**Stated task**: Send each entry back exactly as given, pictures excluded.

**Data extract**:
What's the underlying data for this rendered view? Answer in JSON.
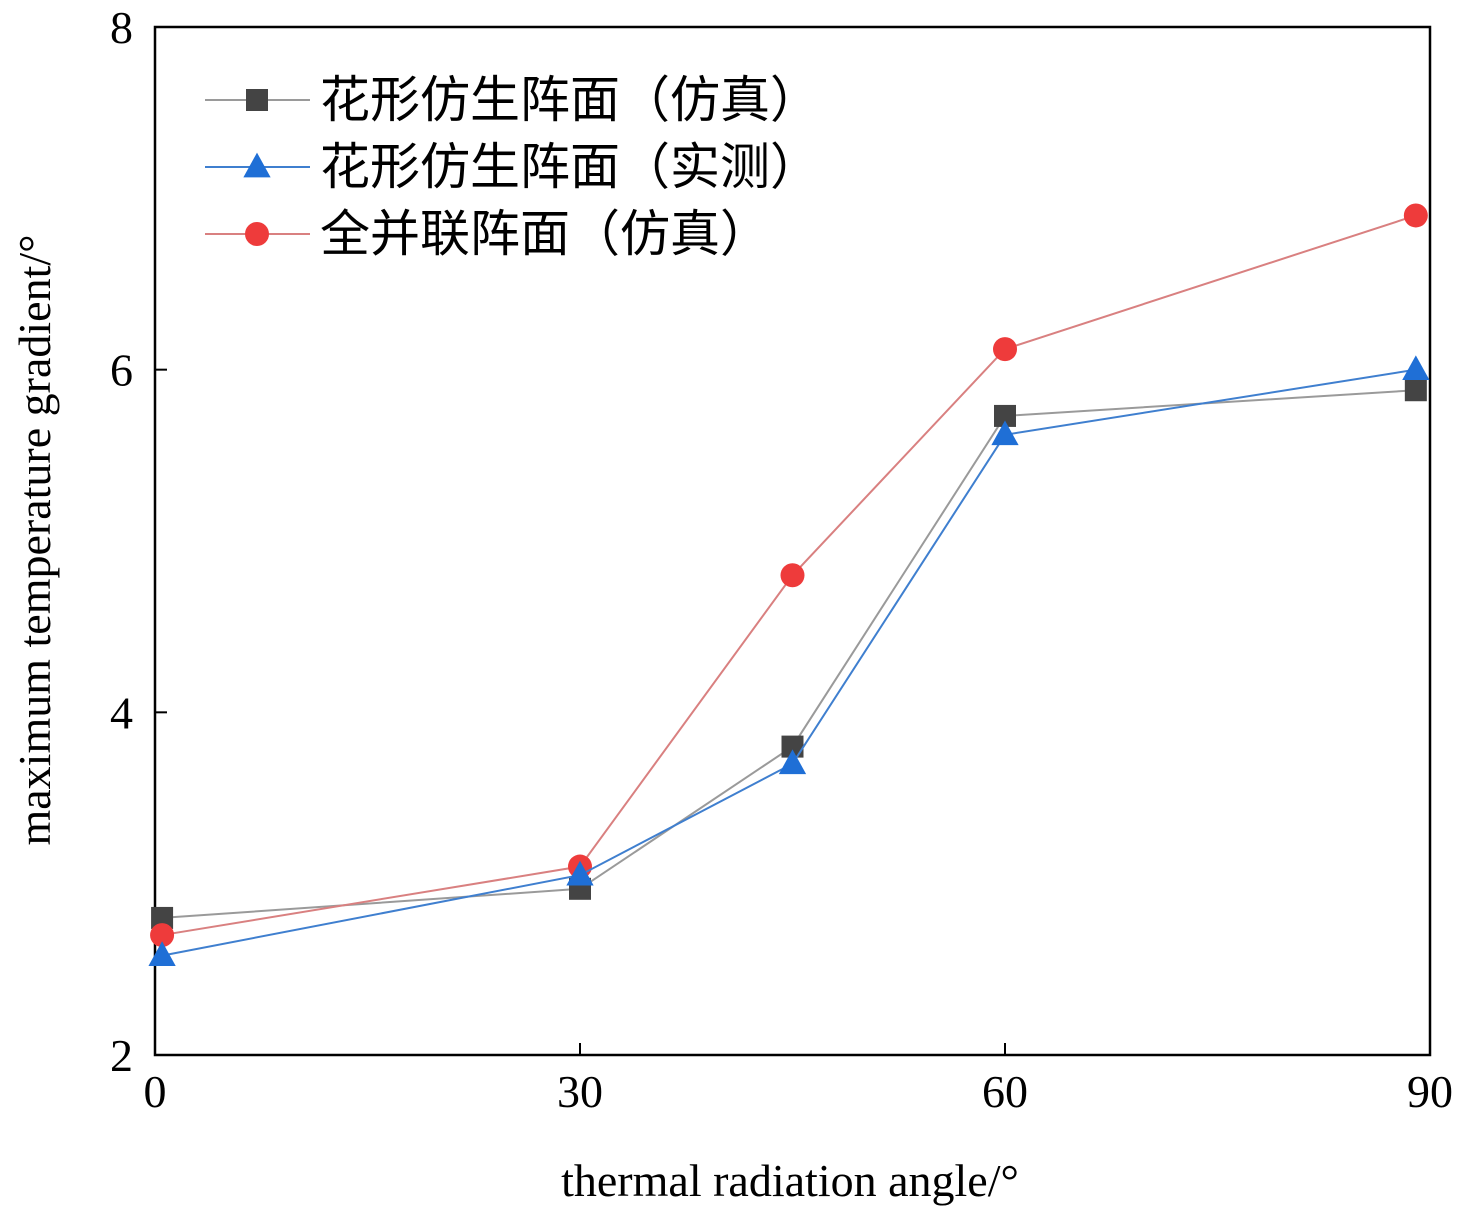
{
  "chart_data": {
    "type": "line",
    "title": "",
    "xlabel": "thermal radiation angle/°",
    "ylabel": "maximum temperature gradient/°",
    "xlim": [
      0,
      90
    ],
    "ylim": [
      2,
      8
    ],
    "xticks": [
      0,
      30,
      60,
      90
    ],
    "yticks": [
      2,
      4,
      6,
      8
    ],
    "grid": false,
    "legend_position": "top-left",
    "series": [
      {
        "name": "花形仿生阵面（仿真）",
        "marker": "square",
        "color": "#444444",
        "line_color": "#9a9a9a",
        "x": [
          0.5,
          30,
          45,
          60,
          89
        ],
        "y": [
          2.8,
          2.97,
          3.8,
          5.73,
          5.88
        ]
      },
      {
        "name": "花形仿生阵面（实测）",
        "marker": "triangle",
        "color": "#1f6fd6",
        "line_color": "#3f7fcf",
        "x": [
          0.5,
          30,
          45,
          60,
          89
        ],
        "y": [
          2.58,
          3.05,
          3.7,
          5.62,
          6.0
        ]
      },
      {
        "name": "全并联阵面（仿真）",
        "marker": "circle",
        "color": "#ee3b3b",
        "line_color": "#d98080",
        "x": [
          0.5,
          30,
          45,
          60,
          89
        ],
        "y": [
          2.7,
          3.1,
          4.8,
          6.12,
          6.9
        ]
      }
    ]
  }
}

**Result of the exercise**:
What's the underlying data for this rendered view? Answer in JSON.
{
  "chart_data": {
    "type": "line",
    "title": "",
    "xlabel": "thermal radiation angle/°",
    "ylabel": "maximum temperature gradient/°",
    "xlim": [
      0,
      90
    ],
    "ylim": [
      2,
      8
    ],
    "xticks": [
      0,
      30,
      60,
      90
    ],
    "yticks": [
      2,
      4,
      6,
      8
    ],
    "grid": false,
    "legend_position": "top-left",
    "series": [
      {
        "name": "花形仿生阵面（仿真）",
        "marker": "square",
        "color": "#444444",
        "line_color": "#9a9a9a",
        "x": [
          0.5,
          30,
          45,
          60,
          89
        ],
        "y": [
          2.8,
          2.97,
          3.8,
          5.73,
          5.88
        ]
      },
      {
        "name": "花形仿生阵面（实测）",
        "marker": "triangle",
        "color": "#1f6fd6",
        "line_color": "#3f7fcf",
        "x": [
          0.5,
          30,
          45,
          60,
          89
        ],
        "y": [
          2.58,
          3.05,
          3.7,
          5.62,
          6.0
        ]
      },
      {
        "name": "全并联阵面（仿真）",
        "marker": "circle",
        "color": "#ee3b3b",
        "line_color": "#d98080",
        "x": [
          0.5,
          30,
          45,
          60,
          89
        ],
        "y": [
          2.7,
          3.1,
          4.8,
          6.12,
          6.9
        ]
      }
    ]
  }
}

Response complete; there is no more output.